### Given data
........

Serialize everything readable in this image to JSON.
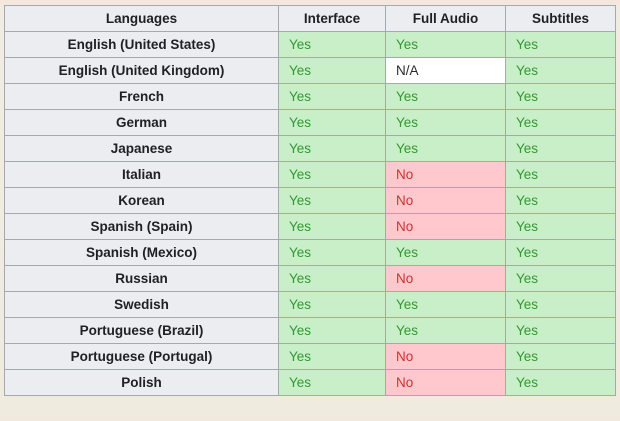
{
  "table": {
    "columns": [
      "Languages",
      "Interface",
      "Full Audio",
      "Subtitles"
    ],
    "rows": [
      {
        "language": "English (United States)",
        "interface": "Yes",
        "full_audio": "Yes",
        "subtitles": "Yes"
      },
      {
        "language": "English (United Kingdom)",
        "interface": "Yes",
        "full_audio": "N/A",
        "subtitles": "Yes"
      },
      {
        "language": "French",
        "interface": "Yes",
        "full_audio": "Yes",
        "subtitles": "Yes"
      },
      {
        "language": "German",
        "interface": "Yes",
        "full_audio": "Yes",
        "subtitles": "Yes"
      },
      {
        "language": "Japanese",
        "interface": "Yes",
        "full_audio": "Yes",
        "subtitles": "Yes"
      },
      {
        "language": "Italian",
        "interface": "Yes",
        "full_audio": "No",
        "subtitles": "Yes"
      },
      {
        "language": "Korean",
        "interface": "Yes",
        "full_audio": "No",
        "subtitles": "Yes"
      },
      {
        "language": "Spanish (Spain)",
        "interface": "Yes",
        "full_audio": "No",
        "subtitles": "Yes"
      },
      {
        "language": "Spanish (Mexico)",
        "interface": "Yes",
        "full_audio": "Yes",
        "subtitles": "Yes"
      },
      {
        "language": "Russian",
        "interface": "Yes",
        "full_audio": "No",
        "subtitles": "Yes"
      },
      {
        "language": "Swedish",
        "interface": "Yes",
        "full_audio": "Yes",
        "subtitles": "Yes"
      },
      {
        "language": "Portuguese (Brazil)",
        "interface": "Yes",
        "full_audio": "Yes",
        "subtitles": "Yes"
      },
      {
        "language": "Portuguese (Portugal)",
        "interface": "Yes",
        "full_audio": "No",
        "subtitles": "Yes"
      },
      {
        "language": "Polish",
        "interface": "Yes",
        "full_audio": "No",
        "subtitles": "Yes"
      }
    ]
  },
  "colors": {
    "page_bg": "#f0ebdf",
    "header_bg": "#ebedf0",
    "header_text": "#202122",
    "border_color": "#a2a9b1",
    "yes_bg": "#c8efc8",
    "yes_text": "#339933",
    "no_bg": "#ffc8cd",
    "no_text": "#cc3333",
    "na_bg": "#ffffff",
    "na_text": "#2b2b2b"
  },
  "chart_data": {
    "type": "table",
    "title": "",
    "columns": [
      "Languages",
      "Interface",
      "Full Audio",
      "Subtitles"
    ],
    "rows": [
      [
        "English (United States)",
        "Yes",
        "Yes",
        "Yes"
      ],
      [
        "English (United Kingdom)",
        "Yes",
        "N/A",
        "Yes"
      ],
      [
        "French",
        "Yes",
        "Yes",
        "Yes"
      ],
      [
        "German",
        "Yes",
        "Yes",
        "Yes"
      ],
      [
        "Japanese",
        "Yes",
        "Yes",
        "Yes"
      ],
      [
        "Italian",
        "Yes",
        "No",
        "Yes"
      ],
      [
        "Korean",
        "Yes",
        "No",
        "Yes"
      ],
      [
        "Spanish (Spain)",
        "Yes",
        "No",
        "Yes"
      ],
      [
        "Spanish (Mexico)",
        "Yes",
        "Yes",
        "Yes"
      ],
      [
        "Russian",
        "Yes",
        "No",
        "Yes"
      ],
      [
        "Swedish",
        "Yes",
        "Yes",
        "Yes"
      ],
      [
        "Portuguese (Brazil)",
        "Yes",
        "Yes",
        "Yes"
      ],
      [
        "Portuguese (Portugal)",
        "Yes",
        "No",
        "Yes"
      ],
      [
        "Polish",
        "Yes",
        "No",
        "Yes"
      ]
    ],
    "cell_status_legend": {
      "Yes": "supported (green)",
      "No": "unsupported (pink)",
      "N/A": "not applicable (white)"
    }
  }
}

........

Restate the data above exactly, stripping out each image.

Serialize everything readable in this image to JSON.
{
  "table": {
    "columns": [
      "Languages",
      "Interface",
      "Full Audio",
      "Subtitles"
    ],
    "rows": [
      {
        "language": "English (United States)",
        "interface": "Yes",
        "full_audio": "Yes",
        "subtitles": "Yes"
      },
      {
        "language": "English (United Kingdom)",
        "interface": "Yes",
        "full_audio": "N/A",
        "subtitles": "Yes"
      },
      {
        "language": "French",
        "interface": "Yes",
        "full_audio": "Yes",
        "subtitles": "Yes"
      },
      {
        "language": "German",
        "interface": "Yes",
        "full_audio": "Yes",
        "subtitles": "Yes"
      },
      {
        "language": "Japanese",
        "interface": "Yes",
        "full_audio": "Yes",
        "subtitles": "Yes"
      },
      {
        "language": "Italian",
        "interface": "Yes",
        "full_audio": "No",
        "subtitles": "Yes"
      },
      {
        "language": "Korean",
        "interface": "Yes",
        "full_audio": "No",
        "subtitles": "Yes"
      },
      {
        "language": "Spanish (Spain)",
        "interface": "Yes",
        "full_audio": "No",
        "subtitles": "Yes"
      },
      {
        "language": "Spanish (Mexico)",
        "interface": "Yes",
        "full_audio": "Yes",
        "subtitles": "Yes"
      },
      {
        "language": "Russian",
        "interface": "Yes",
        "full_audio": "No",
        "subtitles": "Yes"
      },
      {
        "language": "Swedish",
        "interface": "Yes",
        "full_audio": "Yes",
        "subtitles": "Yes"
      },
      {
        "language": "Portuguese (Brazil)",
        "interface": "Yes",
        "full_audio": "Yes",
        "subtitles": "Yes"
      },
      {
        "language": "Portuguese (Portugal)",
        "interface": "Yes",
        "full_audio": "No",
        "subtitles": "Yes"
      },
      {
        "language": "Polish",
        "interface": "Yes",
        "full_audio": "No",
        "subtitles": "Yes"
      }
    ]
  },
  "colors": {
    "page_bg": "#f0ebdf",
    "header_bg": "#ebedf0",
    "header_text": "#202122",
    "border_color": "#a2a9b1",
    "yes_bg": "#c8efc8",
    "yes_text": "#339933",
    "no_bg": "#ffc8cd",
    "no_text": "#cc3333",
    "na_bg": "#ffffff",
    "na_text": "#2b2b2b"
  },
  "chart_data": {
    "type": "table",
    "title": "",
    "columns": [
      "Languages",
      "Interface",
      "Full Audio",
      "Subtitles"
    ],
    "rows": [
      [
        "English (United States)",
        "Yes",
        "Yes",
        "Yes"
      ],
      [
        "English (United Kingdom)",
        "Yes",
        "N/A",
        "Yes"
      ],
      [
        "French",
        "Yes",
        "Yes",
        "Yes"
      ],
      [
        "German",
        "Yes",
        "Yes",
        "Yes"
      ],
      [
        "Japanese",
        "Yes",
        "Yes",
        "Yes"
      ],
      [
        "Italian",
        "Yes",
        "No",
        "Yes"
      ],
      [
        "Korean",
        "Yes",
        "No",
        "Yes"
      ],
      [
        "Spanish (Spain)",
        "Yes",
        "No",
        "Yes"
      ],
      [
        "Spanish (Mexico)",
        "Yes",
        "Yes",
        "Yes"
      ],
      [
        "Russian",
        "Yes",
        "No",
        "Yes"
      ],
      [
        "Swedish",
        "Yes",
        "Yes",
        "Yes"
      ],
      [
        "Portuguese (Brazil)",
        "Yes",
        "Yes",
        "Yes"
      ],
      [
        "Portuguese (Portugal)",
        "Yes",
        "No",
        "Yes"
      ],
      [
        "Polish",
        "Yes",
        "No",
        "Yes"
      ]
    ],
    "cell_status_legend": {
      "Yes": "supported (green)",
      "No": "unsupported (pink)",
      "N/A": "not applicable (white)"
    }
  }
}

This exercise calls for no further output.